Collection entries
*****

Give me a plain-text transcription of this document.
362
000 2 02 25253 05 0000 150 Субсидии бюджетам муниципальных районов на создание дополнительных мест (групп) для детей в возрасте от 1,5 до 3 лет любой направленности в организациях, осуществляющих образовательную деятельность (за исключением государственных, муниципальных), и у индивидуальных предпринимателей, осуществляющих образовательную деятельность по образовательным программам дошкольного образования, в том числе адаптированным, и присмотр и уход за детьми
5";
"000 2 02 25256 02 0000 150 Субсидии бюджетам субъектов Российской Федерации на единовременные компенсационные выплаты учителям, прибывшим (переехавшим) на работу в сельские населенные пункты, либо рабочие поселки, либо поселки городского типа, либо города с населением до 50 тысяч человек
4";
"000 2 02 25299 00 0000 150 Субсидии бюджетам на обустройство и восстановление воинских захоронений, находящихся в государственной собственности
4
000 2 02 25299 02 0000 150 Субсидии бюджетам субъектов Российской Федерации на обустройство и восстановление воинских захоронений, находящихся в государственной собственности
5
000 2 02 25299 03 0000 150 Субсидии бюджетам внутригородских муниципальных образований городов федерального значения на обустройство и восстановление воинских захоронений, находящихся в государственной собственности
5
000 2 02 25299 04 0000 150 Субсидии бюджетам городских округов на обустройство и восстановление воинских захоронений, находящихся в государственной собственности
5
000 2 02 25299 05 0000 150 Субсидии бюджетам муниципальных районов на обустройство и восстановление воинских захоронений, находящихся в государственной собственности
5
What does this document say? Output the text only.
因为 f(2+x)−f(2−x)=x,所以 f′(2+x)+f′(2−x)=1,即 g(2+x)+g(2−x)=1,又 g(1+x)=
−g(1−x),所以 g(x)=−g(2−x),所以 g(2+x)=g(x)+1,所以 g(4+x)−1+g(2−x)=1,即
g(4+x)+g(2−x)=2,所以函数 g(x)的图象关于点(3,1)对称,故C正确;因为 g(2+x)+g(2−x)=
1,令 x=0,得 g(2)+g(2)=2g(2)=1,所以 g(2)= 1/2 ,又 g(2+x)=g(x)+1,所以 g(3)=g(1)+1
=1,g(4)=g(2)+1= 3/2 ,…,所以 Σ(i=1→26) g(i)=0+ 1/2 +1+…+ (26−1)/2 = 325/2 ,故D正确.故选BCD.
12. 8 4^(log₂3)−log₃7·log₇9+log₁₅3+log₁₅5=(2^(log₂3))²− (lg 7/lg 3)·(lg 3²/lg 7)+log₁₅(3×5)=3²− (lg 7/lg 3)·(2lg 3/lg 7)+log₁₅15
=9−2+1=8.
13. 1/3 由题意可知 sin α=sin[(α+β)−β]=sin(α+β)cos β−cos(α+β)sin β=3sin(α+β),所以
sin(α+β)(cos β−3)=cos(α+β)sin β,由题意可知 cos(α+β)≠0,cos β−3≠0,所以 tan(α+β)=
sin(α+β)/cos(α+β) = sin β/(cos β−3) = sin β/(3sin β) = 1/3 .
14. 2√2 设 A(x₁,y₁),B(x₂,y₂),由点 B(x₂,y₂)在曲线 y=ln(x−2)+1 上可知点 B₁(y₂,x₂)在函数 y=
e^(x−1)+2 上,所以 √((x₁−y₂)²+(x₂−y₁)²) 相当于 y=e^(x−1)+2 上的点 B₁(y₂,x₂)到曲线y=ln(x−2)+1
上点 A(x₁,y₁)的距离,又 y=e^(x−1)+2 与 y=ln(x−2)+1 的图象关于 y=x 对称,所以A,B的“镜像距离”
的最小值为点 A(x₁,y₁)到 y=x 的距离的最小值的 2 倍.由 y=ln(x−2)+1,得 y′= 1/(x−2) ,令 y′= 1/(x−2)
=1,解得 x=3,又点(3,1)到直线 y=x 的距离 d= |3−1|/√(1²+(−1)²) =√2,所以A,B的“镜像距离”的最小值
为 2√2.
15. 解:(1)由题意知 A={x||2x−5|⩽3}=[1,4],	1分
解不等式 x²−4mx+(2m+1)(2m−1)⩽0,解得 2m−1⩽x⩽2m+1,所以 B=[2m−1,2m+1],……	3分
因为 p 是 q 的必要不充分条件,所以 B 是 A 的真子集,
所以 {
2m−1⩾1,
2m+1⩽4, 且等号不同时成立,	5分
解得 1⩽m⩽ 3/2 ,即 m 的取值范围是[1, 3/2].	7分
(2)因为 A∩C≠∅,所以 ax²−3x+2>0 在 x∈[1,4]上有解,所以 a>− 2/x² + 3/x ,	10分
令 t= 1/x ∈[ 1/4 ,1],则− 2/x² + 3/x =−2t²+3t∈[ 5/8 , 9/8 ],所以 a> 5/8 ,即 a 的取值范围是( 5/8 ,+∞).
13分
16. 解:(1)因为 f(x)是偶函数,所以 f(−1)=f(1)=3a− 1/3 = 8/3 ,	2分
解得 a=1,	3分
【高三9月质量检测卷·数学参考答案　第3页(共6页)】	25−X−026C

*****

CHALLENGE>
Work out the count of lines containing the word "собственности", then write only that count.

ANSWER BELOW>
5